Dataset listings of figures:
========

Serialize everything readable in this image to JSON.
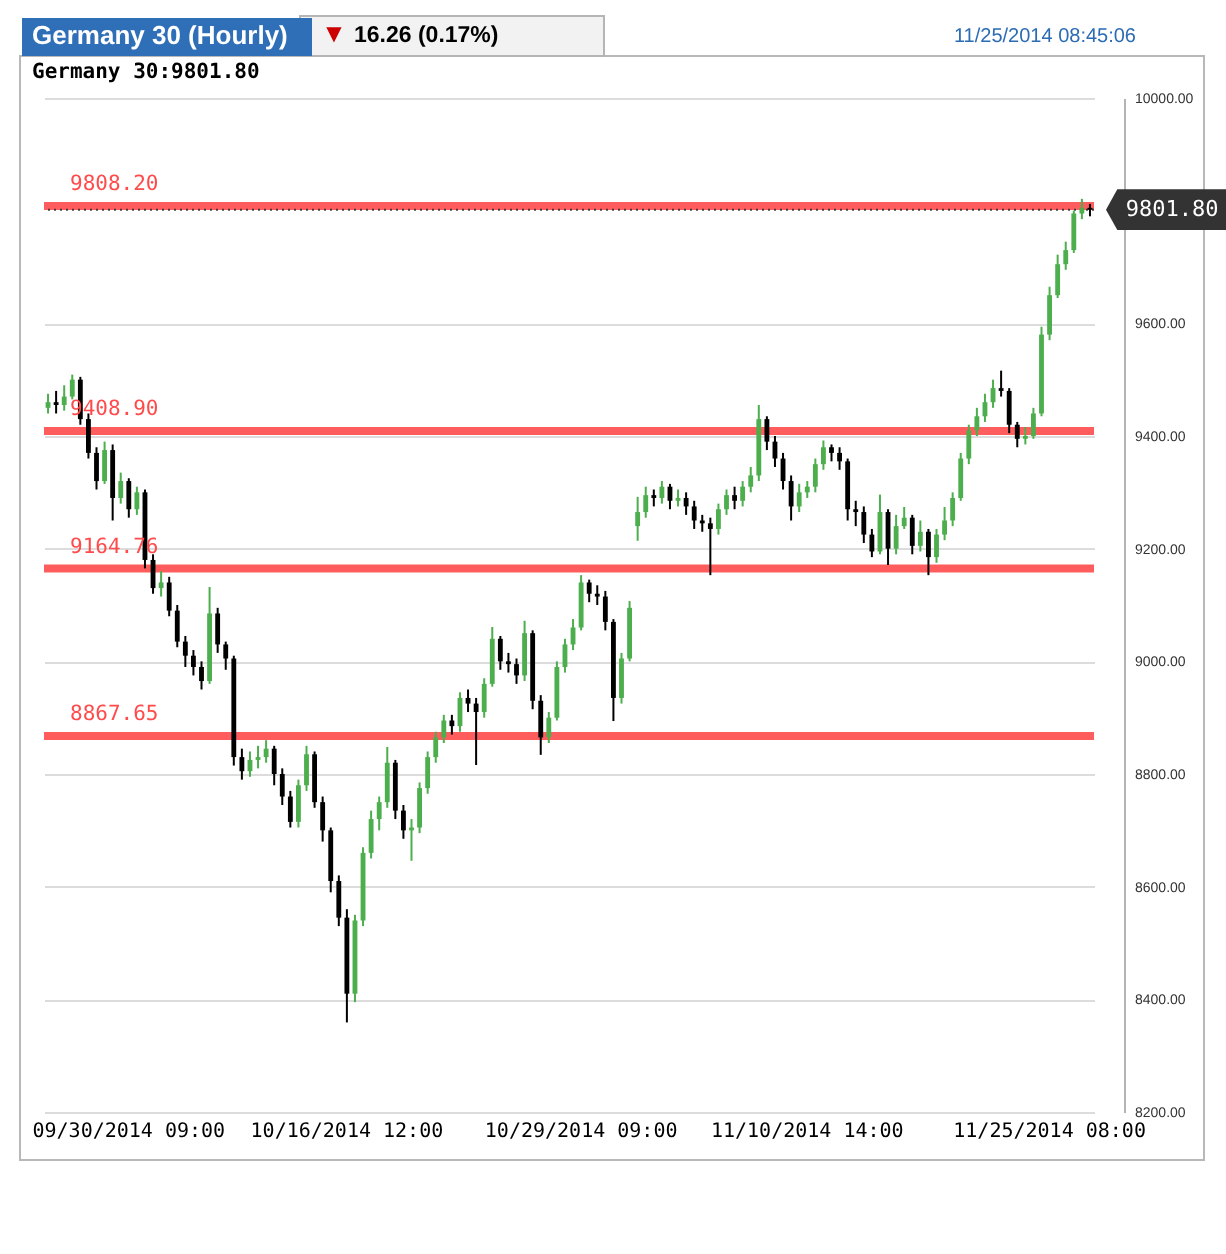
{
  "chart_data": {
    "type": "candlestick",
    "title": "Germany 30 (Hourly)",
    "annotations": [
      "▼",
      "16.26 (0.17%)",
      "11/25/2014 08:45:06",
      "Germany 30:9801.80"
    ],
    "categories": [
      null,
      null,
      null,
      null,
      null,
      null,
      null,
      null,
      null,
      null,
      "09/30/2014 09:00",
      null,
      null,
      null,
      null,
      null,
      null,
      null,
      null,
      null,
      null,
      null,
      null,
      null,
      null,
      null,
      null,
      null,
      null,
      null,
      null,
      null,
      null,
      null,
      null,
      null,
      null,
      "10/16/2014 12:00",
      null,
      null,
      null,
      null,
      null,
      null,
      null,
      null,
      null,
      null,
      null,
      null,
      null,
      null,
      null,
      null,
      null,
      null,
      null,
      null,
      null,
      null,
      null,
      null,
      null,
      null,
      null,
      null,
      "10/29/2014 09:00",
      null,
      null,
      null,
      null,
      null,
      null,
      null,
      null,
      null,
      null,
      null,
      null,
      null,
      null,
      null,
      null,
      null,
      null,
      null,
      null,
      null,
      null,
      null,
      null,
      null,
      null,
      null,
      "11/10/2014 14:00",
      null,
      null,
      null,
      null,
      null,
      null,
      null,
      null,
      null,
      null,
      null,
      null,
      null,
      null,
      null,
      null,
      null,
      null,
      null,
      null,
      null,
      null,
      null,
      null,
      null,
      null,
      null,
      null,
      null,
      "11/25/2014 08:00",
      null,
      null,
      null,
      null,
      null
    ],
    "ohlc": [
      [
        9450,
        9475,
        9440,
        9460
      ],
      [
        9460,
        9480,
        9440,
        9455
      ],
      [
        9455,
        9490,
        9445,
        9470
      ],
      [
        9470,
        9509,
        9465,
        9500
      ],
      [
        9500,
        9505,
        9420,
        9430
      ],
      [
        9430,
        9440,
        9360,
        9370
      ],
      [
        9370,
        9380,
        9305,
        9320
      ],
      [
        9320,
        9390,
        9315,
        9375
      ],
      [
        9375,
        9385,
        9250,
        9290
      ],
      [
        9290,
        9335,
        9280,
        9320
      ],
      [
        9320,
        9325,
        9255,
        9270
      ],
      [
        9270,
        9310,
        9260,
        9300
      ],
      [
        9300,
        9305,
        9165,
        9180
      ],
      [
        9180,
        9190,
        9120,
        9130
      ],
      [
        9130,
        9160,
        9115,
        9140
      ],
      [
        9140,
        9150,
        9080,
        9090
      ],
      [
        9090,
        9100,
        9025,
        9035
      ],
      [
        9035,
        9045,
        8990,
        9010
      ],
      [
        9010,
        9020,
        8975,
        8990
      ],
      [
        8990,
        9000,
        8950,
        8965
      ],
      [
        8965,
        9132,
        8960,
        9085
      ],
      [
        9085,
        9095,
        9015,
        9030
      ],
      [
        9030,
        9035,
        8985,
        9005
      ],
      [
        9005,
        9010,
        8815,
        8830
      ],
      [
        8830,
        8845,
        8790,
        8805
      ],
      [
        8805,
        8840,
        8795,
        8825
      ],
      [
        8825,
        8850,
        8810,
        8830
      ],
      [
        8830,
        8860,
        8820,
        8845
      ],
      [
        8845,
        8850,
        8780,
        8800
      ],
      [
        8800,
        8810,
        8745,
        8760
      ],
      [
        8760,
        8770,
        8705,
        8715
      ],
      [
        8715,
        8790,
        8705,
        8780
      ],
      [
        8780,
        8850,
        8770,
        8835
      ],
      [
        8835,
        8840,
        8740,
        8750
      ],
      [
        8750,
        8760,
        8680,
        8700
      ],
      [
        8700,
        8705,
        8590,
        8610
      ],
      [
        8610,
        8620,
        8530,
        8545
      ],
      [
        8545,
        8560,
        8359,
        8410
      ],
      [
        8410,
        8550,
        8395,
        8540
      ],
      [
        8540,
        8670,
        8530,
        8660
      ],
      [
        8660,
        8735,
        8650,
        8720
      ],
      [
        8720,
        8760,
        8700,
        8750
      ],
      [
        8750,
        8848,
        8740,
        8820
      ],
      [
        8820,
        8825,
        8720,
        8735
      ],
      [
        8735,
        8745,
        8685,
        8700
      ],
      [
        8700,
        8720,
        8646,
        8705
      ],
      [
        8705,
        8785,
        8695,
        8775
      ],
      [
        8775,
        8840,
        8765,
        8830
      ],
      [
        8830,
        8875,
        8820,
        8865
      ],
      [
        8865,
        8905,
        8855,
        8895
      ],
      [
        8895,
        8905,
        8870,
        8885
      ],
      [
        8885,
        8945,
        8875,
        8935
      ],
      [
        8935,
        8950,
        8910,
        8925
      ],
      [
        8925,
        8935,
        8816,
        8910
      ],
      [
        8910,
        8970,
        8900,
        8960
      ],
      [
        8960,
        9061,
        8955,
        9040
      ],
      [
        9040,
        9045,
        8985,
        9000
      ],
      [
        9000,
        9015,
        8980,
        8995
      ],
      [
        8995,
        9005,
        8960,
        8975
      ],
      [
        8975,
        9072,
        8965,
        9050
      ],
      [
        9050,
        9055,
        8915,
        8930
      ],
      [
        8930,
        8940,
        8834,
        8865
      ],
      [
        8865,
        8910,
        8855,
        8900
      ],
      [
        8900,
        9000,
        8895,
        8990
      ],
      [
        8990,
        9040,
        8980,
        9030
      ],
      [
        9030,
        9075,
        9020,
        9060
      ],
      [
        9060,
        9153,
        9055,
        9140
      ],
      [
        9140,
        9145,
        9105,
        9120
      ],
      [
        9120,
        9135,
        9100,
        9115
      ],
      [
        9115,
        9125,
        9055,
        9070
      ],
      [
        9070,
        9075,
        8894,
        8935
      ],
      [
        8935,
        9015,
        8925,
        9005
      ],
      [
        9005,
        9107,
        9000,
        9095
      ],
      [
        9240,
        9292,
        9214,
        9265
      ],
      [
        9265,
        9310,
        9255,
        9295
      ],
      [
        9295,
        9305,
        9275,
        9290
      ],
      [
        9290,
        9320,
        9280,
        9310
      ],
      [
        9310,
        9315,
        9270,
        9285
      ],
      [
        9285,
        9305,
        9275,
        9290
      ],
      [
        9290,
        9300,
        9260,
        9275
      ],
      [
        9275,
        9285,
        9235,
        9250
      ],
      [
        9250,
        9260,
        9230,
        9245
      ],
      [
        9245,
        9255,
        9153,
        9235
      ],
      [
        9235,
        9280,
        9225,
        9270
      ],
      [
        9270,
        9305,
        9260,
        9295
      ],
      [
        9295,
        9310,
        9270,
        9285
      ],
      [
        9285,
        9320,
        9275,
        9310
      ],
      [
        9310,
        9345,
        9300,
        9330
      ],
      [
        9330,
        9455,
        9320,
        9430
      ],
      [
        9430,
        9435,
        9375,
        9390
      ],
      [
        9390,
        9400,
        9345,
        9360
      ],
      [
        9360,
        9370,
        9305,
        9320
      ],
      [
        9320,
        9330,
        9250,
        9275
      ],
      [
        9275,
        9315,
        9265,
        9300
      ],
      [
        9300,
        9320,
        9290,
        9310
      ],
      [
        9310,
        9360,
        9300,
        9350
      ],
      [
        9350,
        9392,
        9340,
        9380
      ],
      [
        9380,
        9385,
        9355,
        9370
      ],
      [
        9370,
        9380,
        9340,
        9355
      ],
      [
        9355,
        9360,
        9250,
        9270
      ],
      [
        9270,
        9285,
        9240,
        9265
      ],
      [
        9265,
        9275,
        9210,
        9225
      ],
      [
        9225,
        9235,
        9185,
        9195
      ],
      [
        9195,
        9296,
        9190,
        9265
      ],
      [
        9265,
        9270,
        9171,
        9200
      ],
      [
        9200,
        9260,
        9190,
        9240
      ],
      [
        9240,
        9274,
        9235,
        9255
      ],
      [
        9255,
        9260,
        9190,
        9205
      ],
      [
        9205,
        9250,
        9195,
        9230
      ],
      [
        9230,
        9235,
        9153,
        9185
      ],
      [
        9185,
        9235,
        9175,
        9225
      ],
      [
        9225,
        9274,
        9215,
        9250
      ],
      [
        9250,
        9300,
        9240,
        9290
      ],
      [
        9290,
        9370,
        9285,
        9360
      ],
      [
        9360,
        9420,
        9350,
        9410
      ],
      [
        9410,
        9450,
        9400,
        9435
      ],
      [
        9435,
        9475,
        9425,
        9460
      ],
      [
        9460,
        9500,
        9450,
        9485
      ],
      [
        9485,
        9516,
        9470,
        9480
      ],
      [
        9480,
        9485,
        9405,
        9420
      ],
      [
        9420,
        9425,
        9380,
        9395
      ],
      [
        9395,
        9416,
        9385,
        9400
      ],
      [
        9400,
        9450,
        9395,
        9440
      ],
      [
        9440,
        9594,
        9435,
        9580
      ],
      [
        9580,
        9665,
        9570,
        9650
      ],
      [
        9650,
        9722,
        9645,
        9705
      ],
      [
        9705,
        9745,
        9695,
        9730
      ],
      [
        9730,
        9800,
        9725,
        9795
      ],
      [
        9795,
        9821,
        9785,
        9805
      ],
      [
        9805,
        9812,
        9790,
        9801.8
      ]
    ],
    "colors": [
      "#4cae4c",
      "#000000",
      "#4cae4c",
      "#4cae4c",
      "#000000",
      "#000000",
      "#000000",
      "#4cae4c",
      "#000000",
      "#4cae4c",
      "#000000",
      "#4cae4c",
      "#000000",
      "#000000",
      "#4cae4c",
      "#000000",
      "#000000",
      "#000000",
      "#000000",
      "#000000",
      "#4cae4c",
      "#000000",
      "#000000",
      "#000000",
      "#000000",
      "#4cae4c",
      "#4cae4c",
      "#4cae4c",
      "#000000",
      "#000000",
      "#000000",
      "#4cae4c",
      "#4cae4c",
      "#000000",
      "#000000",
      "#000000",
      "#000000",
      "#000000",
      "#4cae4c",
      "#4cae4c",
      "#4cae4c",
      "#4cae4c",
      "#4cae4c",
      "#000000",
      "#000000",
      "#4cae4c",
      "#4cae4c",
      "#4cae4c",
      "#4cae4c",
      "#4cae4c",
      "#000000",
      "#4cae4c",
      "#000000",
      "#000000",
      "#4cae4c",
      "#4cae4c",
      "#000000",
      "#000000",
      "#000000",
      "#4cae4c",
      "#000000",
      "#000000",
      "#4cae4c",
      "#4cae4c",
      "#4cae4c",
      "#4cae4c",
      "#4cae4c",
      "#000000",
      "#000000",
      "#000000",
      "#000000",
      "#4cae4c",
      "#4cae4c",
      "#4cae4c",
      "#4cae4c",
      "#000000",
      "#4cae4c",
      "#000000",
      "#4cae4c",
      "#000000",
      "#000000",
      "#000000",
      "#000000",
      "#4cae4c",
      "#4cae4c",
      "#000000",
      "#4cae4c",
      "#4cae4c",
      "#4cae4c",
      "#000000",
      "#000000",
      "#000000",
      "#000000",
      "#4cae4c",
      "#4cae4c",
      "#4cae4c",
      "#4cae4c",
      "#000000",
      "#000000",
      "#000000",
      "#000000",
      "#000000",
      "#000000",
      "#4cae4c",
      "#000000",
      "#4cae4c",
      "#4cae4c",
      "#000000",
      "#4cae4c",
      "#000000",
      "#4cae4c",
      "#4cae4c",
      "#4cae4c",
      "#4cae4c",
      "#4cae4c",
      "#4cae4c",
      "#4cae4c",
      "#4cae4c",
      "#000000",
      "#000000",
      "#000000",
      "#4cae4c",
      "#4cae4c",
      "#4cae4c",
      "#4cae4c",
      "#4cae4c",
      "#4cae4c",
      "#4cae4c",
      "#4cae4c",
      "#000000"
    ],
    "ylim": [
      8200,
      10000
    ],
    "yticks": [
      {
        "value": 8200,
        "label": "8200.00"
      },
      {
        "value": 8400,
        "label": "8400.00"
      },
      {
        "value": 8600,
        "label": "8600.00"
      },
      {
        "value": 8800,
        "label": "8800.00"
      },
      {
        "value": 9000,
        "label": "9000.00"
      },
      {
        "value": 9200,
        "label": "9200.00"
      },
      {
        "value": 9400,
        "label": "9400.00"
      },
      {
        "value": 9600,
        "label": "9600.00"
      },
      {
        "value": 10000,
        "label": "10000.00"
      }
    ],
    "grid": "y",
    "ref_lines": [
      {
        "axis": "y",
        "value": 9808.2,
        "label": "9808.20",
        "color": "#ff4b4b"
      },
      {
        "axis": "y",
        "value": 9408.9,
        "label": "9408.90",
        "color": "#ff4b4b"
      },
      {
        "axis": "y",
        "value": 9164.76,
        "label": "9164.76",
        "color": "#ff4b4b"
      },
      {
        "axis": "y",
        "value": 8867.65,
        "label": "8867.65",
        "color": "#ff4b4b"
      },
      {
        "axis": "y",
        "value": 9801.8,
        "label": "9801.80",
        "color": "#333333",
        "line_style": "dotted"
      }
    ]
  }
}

========

The word "Germany" may turn up on some lines of these records; say how many, with no other words.

2